Exercise:
Repeat the material below exactly, line for line.

Data provided:
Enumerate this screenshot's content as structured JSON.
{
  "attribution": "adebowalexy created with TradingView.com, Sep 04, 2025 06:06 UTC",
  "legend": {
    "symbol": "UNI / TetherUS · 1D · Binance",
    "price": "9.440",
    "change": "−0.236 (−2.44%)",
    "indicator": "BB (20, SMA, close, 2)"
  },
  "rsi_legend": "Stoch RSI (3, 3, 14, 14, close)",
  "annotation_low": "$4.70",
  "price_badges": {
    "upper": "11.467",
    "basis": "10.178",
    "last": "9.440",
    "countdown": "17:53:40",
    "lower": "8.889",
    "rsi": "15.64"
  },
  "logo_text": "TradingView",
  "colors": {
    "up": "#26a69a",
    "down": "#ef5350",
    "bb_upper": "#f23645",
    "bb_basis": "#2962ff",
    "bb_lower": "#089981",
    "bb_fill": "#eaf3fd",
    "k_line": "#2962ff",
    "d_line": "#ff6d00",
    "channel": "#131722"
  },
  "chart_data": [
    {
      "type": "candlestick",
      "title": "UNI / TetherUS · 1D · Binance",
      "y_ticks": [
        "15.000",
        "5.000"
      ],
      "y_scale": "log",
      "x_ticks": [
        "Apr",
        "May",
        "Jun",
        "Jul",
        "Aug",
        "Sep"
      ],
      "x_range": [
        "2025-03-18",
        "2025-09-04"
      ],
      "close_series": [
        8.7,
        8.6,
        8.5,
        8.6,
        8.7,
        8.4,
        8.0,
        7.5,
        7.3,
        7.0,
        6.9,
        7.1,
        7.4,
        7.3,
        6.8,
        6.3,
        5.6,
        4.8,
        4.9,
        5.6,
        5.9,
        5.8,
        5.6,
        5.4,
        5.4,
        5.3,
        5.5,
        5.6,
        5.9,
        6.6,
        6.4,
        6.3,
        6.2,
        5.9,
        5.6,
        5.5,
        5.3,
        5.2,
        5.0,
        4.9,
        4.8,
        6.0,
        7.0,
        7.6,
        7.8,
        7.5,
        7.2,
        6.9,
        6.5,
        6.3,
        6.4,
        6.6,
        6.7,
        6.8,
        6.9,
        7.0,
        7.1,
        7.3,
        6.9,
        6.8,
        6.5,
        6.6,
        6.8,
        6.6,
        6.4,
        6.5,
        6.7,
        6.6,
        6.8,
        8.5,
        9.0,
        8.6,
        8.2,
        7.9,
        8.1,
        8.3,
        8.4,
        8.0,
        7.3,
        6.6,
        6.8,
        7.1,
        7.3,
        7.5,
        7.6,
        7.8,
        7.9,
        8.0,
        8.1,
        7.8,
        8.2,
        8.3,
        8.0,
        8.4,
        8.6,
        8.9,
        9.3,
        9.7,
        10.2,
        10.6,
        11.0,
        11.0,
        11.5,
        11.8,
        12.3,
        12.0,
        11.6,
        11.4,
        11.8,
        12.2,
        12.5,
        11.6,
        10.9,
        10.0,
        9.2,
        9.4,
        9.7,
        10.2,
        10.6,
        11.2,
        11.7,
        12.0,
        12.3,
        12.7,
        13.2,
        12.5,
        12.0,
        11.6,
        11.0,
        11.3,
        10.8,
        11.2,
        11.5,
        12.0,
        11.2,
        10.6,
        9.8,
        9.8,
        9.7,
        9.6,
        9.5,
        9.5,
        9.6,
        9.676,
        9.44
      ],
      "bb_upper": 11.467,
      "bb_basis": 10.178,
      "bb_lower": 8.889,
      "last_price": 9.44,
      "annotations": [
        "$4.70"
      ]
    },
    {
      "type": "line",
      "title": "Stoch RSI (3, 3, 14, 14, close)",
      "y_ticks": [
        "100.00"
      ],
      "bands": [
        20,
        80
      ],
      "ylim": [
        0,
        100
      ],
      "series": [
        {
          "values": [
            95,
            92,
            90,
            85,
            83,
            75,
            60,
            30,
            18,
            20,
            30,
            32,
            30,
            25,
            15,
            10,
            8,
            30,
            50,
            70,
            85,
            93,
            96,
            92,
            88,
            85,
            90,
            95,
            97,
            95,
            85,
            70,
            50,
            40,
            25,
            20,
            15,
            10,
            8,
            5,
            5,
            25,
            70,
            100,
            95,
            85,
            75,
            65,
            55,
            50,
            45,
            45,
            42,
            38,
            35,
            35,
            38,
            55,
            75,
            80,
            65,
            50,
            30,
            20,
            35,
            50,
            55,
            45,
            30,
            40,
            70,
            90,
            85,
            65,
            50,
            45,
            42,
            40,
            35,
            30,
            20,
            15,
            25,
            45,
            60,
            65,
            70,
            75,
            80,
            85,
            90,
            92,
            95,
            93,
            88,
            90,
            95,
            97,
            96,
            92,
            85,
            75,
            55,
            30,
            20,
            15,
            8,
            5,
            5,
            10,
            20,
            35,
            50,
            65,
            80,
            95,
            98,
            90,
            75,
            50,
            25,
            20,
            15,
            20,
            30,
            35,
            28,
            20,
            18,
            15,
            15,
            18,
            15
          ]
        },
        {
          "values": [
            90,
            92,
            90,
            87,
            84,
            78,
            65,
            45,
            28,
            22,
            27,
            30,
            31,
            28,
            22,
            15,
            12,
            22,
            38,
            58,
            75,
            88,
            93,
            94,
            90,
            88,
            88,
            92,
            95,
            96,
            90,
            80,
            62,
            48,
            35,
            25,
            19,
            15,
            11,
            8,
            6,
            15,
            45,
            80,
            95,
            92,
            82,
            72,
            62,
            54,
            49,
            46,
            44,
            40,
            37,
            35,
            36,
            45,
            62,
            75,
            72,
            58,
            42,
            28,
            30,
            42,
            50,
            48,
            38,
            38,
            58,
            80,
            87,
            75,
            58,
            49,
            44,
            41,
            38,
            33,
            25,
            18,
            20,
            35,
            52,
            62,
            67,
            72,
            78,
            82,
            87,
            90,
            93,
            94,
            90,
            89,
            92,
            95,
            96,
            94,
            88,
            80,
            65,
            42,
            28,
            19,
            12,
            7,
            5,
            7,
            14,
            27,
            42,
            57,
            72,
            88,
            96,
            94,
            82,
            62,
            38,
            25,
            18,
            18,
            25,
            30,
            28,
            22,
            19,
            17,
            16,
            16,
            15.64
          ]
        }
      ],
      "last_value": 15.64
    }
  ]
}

Result of this task:
Enumerate this screenshot's content as structured JSON.
{
  "attribution": "adebowalexy created with TradingView.com, Sep 04, 2025 06:06 UTC",
  "legend": {
    "symbol": "UNI / TetherUS · 1D · Binance",
    "price": "9.440",
    "change": "−0.236 (−2.44%)",
    "indicator": "BB (20, SMA, close, 2)"
  },
  "rsi_legend": "Stoch RSI (3, 3, 14, 14, close)",
  "annotation_low": "$4.70",
  "price_badges": {
    "upper": "11.467",
    "basis": "10.178",
    "last": "9.440",
    "countdown": "17:53:40",
    "lower": "8.889",
    "rsi": "15.64"
  },
  "logo_text": "TradingView",
  "colors": {
    "up": "#26a69a",
    "down": "#ef5350",
    "bb_upper": "#f23645",
    "bb_basis": "#2962ff",
    "bb_lower": "#089981",
    "bb_fill": "#eaf3fd",
    "k_line": "#2962ff",
    "d_line": "#ff6d00",
    "channel": "#131722"
  },
  "chart_data": [
    {
      "type": "candlestick",
      "title": "UNI / TetherUS · 1D · Binance",
      "y_ticks": [
        "15.000",
        "5.000"
      ],
      "y_scale": "log",
      "x_ticks": [
        "Apr",
        "May",
        "Jun",
        "Jul",
        "Aug",
        "Sep"
      ],
      "x_range": [
        "2025-03-18",
        "2025-09-04"
      ],
      "close_series": [
        8.7,
        8.6,
        8.5,
        8.6,
        8.7,
        8.4,
        8.0,
        7.5,
        7.3,
        7.0,
        6.9,
        7.1,
        7.4,
        7.3,
        6.8,
        6.3,
        5.6,
        4.8,
        4.9,
        5.6,
        5.9,
        5.8,
        5.6,
        5.4,
        5.4,
        5.3,
        5.5,
        5.6,
        5.9,
        6.6,
        6.4,
        6.3,
        6.2,
        5.9,
        5.6,
        5.5,
        5.3,
        5.2,
        5.0,
        4.9,
        4.8,
        6.0,
        7.0,
        7.6,
        7.8,
        7.5,
        7.2,
        6.9,
        6.5,
        6.3,
        6.4,
        6.6,
        6.7,
        6.8,
        6.9,
        7.0,
        7.1,
        7.3,
        6.9,
        6.8,
        6.5,
        6.6,
        6.8,
        6.6,
        6.4,
        6.5,
        6.7,
        6.6,
        6.8,
        8.5,
        9.0,
        8.6,
        8.2,
        7.9,
        8.1,
        8.3,
        8.4,
        8.0,
        7.3,
        6.6,
        6.8,
        7.1,
        7.3,
        7.5,
        7.6,
        7.8,
        7.9,
        8.0,
        8.1,
        7.8,
        8.2,
        8.3,
        8.0,
        8.4,
        8.6,
        8.9,
        9.3,
        9.7,
        10.2,
        10.6,
        11.0,
        11.0,
        11.5,
        11.8,
        12.3,
        12.0,
        11.6,
        11.4,
        11.8,
        12.2,
        12.5,
        11.6,
        10.9,
        10.0,
        9.2,
        9.4,
        9.7,
        10.2,
        10.6,
        11.2,
        11.7,
        12.0,
        12.3,
        12.7,
        13.2,
        12.5,
        12.0,
        11.6,
        11.0,
        11.3,
        10.8,
        11.2,
        11.5,
        12.0,
        11.2,
        10.6,
        9.8,
        9.8,
        9.7,
        9.6,
        9.5,
        9.5,
        9.6,
        9.676,
        9.44
      ],
      "bb_upper": 11.467,
      "bb_basis": 10.178,
      "bb_lower": 8.889,
      "last_price": 9.44,
      "annotations": [
        "$4.70"
      ]
    },
    {
      "type": "line",
      "title": "Stoch RSI (3, 3, 14, 14, close)",
      "y_ticks": [
        "100.00"
      ],
      "bands": [
        20,
        80
      ],
      "ylim": [
        0,
        100
      ],
      "series": [
        {
          "values": [
            95,
            92,
            90,
            85,
            83,
            75,
            60,
            30,
            18,
            20,
            30,
            32,
            30,
            25,
            15,
            10,
            8,
            30,
            50,
            70,
            85,
            93,
            96,
            92,
            88,
            85,
            90,
            95,
            97,
            95,
            85,
            70,
            50,
            40,
            25,
            20,
            15,
            10,
            8,
            5,
            5,
            25,
            70,
            100,
            95,
            85,
            75,
            65,
            55,
            50,
            45,
            45,
            42,
            38,
            35,
            35,
            38,
            55,
            75,
            80,
            65,
            50,
            30,
            20,
            35,
            50,
            55,
            45,
            30,
            40,
            70,
            90,
            85,
            65,
            50,
            45,
            42,
            40,
            35,
            30,
            20,
            15,
            25,
            45,
            60,
            65,
            70,
            75,
            80,
            85,
            90,
            92,
            95,
            93,
            88,
            90,
            95,
            97,
            96,
            92,
            85,
            75,
            55,
            30,
            20,
            15,
            8,
            5,
            5,
            10,
            20,
            35,
            50,
            65,
            80,
            95,
            98,
            90,
            75,
            50,
            25,
            20,
            15,
            20,
            30,
            35,
            28,
            20,
            18,
            15,
            15,
            18,
            15
          ]
        },
        {
          "values": [
            90,
            92,
            90,
            87,
            84,
            78,
            65,
            45,
            28,
            22,
            27,
            30,
            31,
            28,
            22,
            15,
            12,
            22,
            38,
            58,
            75,
            88,
            93,
            94,
            90,
            88,
            88,
            92,
            95,
            96,
            90,
            80,
            62,
            48,
            35,
            25,
            19,
            15,
            11,
            8,
            6,
            15,
            45,
            80,
            95,
            92,
            82,
            72,
            62,
            54,
            49,
            46,
            44,
            40,
            37,
            35,
            36,
            45,
            62,
            75,
            72,
            58,
            42,
            28,
            30,
            42,
            50,
            48,
            38,
            38,
            58,
            80,
            87,
            75,
            58,
            49,
            44,
            41,
            38,
            33,
            25,
            18,
            20,
            35,
            52,
            62,
            67,
            72,
            78,
            82,
            87,
            90,
            93,
            94,
            90,
            89,
            92,
            95,
            96,
            94,
            88,
            80,
            65,
            42,
            28,
            19,
            12,
            7,
            5,
            7,
            14,
            27,
            42,
            57,
            72,
            88,
            96,
            94,
            82,
            62,
            38,
            25,
            18,
            18,
            25,
            30,
            28,
            22,
            19,
            17,
            16,
            16,
            15.64
          ]
        }
      ],
      "last_value": 15.64
    }
  ]
}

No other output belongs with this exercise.